→ **BRIEF**
Look through the records below and give the number of lines holding the string "value", nothing more.
▶
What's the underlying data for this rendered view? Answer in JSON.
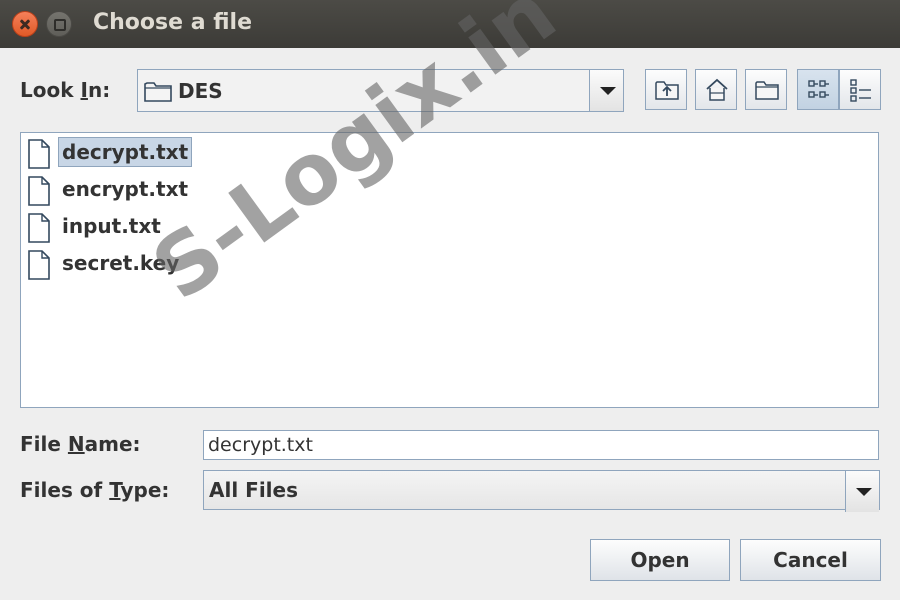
{
  "window": {
    "title": "Choose a file"
  },
  "look_in": {
    "label_pre": "Look ",
    "label_mnemonic": "I",
    "label_post": "n:",
    "value": "DES"
  },
  "toolbar": {
    "icons": [
      "up-one-level-icon",
      "home-icon",
      "new-folder-icon",
      "list-view-icon",
      "details-view-icon"
    ],
    "selected_view": "list"
  },
  "files": [
    {
      "name": "decrypt.txt",
      "selected": true
    },
    {
      "name": "encrypt.txt",
      "selected": false
    },
    {
      "name": "input.txt",
      "selected": false
    },
    {
      "name": "secret.key",
      "selected": false
    }
  ],
  "file_name": {
    "label_pre": "File ",
    "label_mnemonic": "N",
    "label_post": "ame:",
    "value": "decrypt.txt"
  },
  "file_type": {
    "label_pre": "Files of ",
    "label_mnemonic": "T",
    "label_post": "ype:",
    "value": "All Files"
  },
  "buttons": {
    "open": "Open",
    "cancel": "Cancel"
  },
  "watermark": "S-Logix.in",
  "colors": {
    "titlebar": "#3c3b37",
    "close": "#e4602f",
    "border": "#8fa5bd",
    "selection": "#c8d6e6"
  }
}
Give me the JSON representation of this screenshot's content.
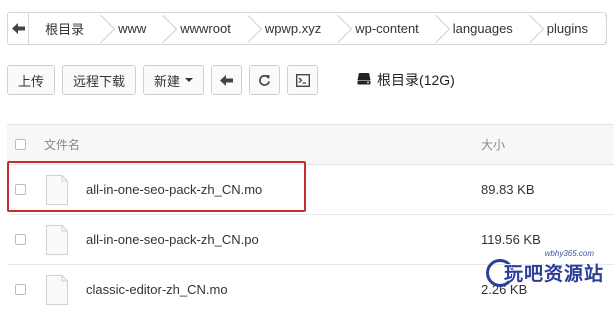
◀
→ **RESPONSE**
3